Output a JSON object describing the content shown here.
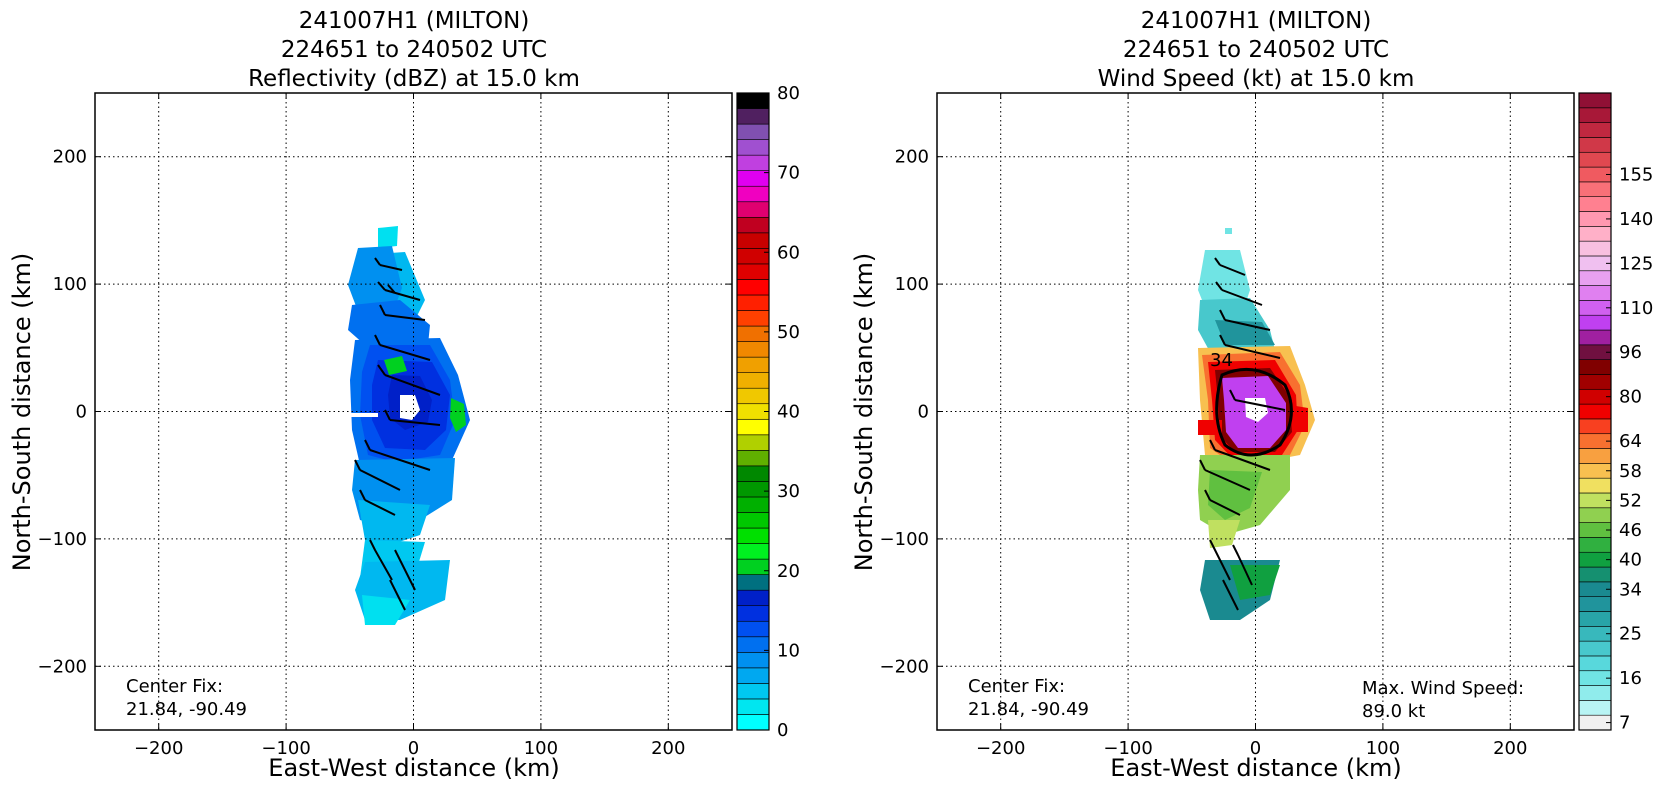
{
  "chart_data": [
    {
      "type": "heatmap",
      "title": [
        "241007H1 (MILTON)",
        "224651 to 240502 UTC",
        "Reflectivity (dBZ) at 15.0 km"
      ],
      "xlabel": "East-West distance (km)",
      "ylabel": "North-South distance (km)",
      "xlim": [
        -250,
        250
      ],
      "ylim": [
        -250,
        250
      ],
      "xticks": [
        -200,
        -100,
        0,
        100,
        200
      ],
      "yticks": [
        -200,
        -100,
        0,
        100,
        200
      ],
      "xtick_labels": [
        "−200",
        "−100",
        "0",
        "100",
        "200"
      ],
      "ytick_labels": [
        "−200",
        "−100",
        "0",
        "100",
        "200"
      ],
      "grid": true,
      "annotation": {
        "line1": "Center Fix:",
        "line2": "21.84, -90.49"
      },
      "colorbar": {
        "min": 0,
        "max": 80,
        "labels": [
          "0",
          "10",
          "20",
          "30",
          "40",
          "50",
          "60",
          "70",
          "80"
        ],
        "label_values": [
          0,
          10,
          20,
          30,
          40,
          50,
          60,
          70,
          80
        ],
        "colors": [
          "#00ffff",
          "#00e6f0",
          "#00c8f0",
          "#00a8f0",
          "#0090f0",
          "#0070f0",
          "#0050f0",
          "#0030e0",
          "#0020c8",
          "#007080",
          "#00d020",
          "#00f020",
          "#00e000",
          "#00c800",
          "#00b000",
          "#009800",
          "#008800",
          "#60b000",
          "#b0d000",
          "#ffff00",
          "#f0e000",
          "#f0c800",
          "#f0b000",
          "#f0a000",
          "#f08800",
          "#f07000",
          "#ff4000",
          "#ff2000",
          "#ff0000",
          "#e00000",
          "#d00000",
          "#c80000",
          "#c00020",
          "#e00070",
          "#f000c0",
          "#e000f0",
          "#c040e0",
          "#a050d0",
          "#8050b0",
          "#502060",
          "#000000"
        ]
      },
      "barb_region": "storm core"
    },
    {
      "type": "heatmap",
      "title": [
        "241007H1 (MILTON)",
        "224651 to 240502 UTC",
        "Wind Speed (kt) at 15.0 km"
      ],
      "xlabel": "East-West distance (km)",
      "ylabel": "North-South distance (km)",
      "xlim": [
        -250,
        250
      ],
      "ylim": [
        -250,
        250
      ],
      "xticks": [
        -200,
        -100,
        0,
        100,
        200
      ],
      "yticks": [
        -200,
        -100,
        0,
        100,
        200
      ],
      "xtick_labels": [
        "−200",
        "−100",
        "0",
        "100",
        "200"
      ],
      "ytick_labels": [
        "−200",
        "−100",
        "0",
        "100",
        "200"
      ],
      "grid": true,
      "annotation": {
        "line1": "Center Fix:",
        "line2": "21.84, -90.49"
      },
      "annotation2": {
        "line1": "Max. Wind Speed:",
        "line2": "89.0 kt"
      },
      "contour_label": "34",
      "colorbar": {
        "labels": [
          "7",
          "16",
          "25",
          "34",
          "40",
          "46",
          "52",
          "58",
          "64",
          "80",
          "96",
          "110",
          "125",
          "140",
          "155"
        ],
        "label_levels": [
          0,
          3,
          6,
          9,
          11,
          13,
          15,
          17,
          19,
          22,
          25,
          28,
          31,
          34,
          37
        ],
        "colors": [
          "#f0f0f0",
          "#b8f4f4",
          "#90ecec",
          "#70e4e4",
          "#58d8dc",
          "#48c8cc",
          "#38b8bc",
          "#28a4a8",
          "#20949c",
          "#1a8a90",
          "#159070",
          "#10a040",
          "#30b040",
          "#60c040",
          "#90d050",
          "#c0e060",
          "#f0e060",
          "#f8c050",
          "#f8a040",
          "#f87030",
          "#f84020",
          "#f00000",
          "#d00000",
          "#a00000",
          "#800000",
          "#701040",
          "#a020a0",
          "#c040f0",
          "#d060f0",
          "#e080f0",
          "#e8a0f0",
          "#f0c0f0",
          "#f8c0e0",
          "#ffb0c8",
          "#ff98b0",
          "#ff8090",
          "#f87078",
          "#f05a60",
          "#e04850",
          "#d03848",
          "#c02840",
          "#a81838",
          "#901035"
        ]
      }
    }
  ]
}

──────────────────────────────

> Stated goal: Without the pictures, retype the whole of the material above exactly.

> Output for this exercise:
Output a JSON object describing the content shown here.
{
  "chart_data": [
    {
      "type": "heatmap",
      "title": [
        "241007H1 (MILTON)",
        "224651 to 240502 UTC",
        "Reflectivity (dBZ) at 15.0 km"
      ],
      "xlabel": "East-West distance (km)",
      "ylabel": "North-South distance (km)",
      "xlim": [
        -250,
        250
      ],
      "ylim": [
        -250,
        250
      ],
      "xticks": [
        -200,
        -100,
        0,
        100,
        200
      ],
      "yticks": [
        -200,
        -100,
        0,
        100,
        200
      ],
      "xtick_labels": [
        "−200",
        "−100",
        "0",
        "100",
        "200"
      ],
      "ytick_labels": [
        "−200",
        "−100",
        "0",
        "100",
        "200"
      ],
      "grid": true,
      "annotation": {
        "line1": "Center Fix:",
        "line2": "21.84, -90.49"
      },
      "colorbar": {
        "min": 0,
        "max": 80,
        "labels": [
          "0",
          "10",
          "20",
          "30",
          "40",
          "50",
          "60",
          "70",
          "80"
        ],
        "label_values": [
          0,
          10,
          20,
          30,
          40,
          50,
          60,
          70,
          80
        ],
        "colors": [
          "#00ffff",
          "#00e6f0",
          "#00c8f0",
          "#00a8f0",
          "#0090f0",
          "#0070f0",
          "#0050f0",
          "#0030e0",
          "#0020c8",
          "#007080",
          "#00d020",
          "#00f020",
          "#00e000",
          "#00c800",
          "#00b000",
          "#009800",
          "#008800",
          "#60b000",
          "#b0d000",
          "#ffff00",
          "#f0e000",
          "#f0c800",
          "#f0b000",
          "#f0a000",
          "#f08800",
          "#f07000",
          "#ff4000",
          "#ff2000",
          "#ff0000",
          "#e00000",
          "#d00000",
          "#c80000",
          "#c00020",
          "#e00070",
          "#f000c0",
          "#e000f0",
          "#c040e0",
          "#a050d0",
          "#8050b0",
          "#502060",
          "#000000"
        ]
      },
      "barb_region": "storm core"
    },
    {
      "type": "heatmap",
      "title": [
        "241007H1 (MILTON)",
        "224651 to 240502 UTC",
        "Wind Speed (kt) at 15.0 km"
      ],
      "xlabel": "East-West distance (km)",
      "ylabel": "North-South distance (km)",
      "xlim": [
        -250,
        250
      ],
      "ylim": [
        -250,
        250
      ],
      "xticks": [
        -200,
        -100,
        0,
        100,
        200
      ],
      "yticks": [
        -200,
        -100,
        0,
        100,
        200
      ],
      "xtick_labels": [
        "−200",
        "−100",
        "0",
        "100",
        "200"
      ],
      "ytick_labels": [
        "−200",
        "−100",
        "0",
        "100",
        "200"
      ],
      "grid": true,
      "annotation": {
        "line1": "Center Fix:",
        "line2": "21.84, -90.49"
      },
      "annotation2": {
        "line1": "Max. Wind Speed:",
        "line2": "89.0 kt"
      },
      "contour_label": "34",
      "colorbar": {
        "labels": [
          "7",
          "16",
          "25",
          "34",
          "40",
          "46",
          "52",
          "58",
          "64",
          "80",
          "96",
          "110",
          "125",
          "140",
          "155"
        ],
        "label_levels": [
          0,
          3,
          6,
          9,
          11,
          13,
          15,
          17,
          19,
          22,
          25,
          28,
          31,
          34,
          37
        ],
        "colors": [
          "#f0f0f0",
          "#b8f4f4",
          "#90ecec",
          "#70e4e4",
          "#58d8dc",
          "#48c8cc",
          "#38b8bc",
          "#28a4a8",
          "#20949c",
          "#1a8a90",
          "#159070",
          "#10a040",
          "#30b040",
          "#60c040",
          "#90d050",
          "#c0e060",
          "#f0e060",
          "#f8c050",
          "#f8a040",
          "#f87030",
          "#f84020",
          "#f00000",
          "#d00000",
          "#a00000",
          "#800000",
          "#701040",
          "#a020a0",
          "#c040f0",
          "#d060f0",
          "#e080f0",
          "#e8a0f0",
          "#f0c0f0",
          "#f8c0e0",
          "#ffb0c8",
          "#ff98b0",
          "#ff8090",
          "#f87078",
          "#f05a60",
          "#e04850",
          "#d03848",
          "#c02840",
          "#a81838",
          "#901035"
        ]
      }
    }
  ]
}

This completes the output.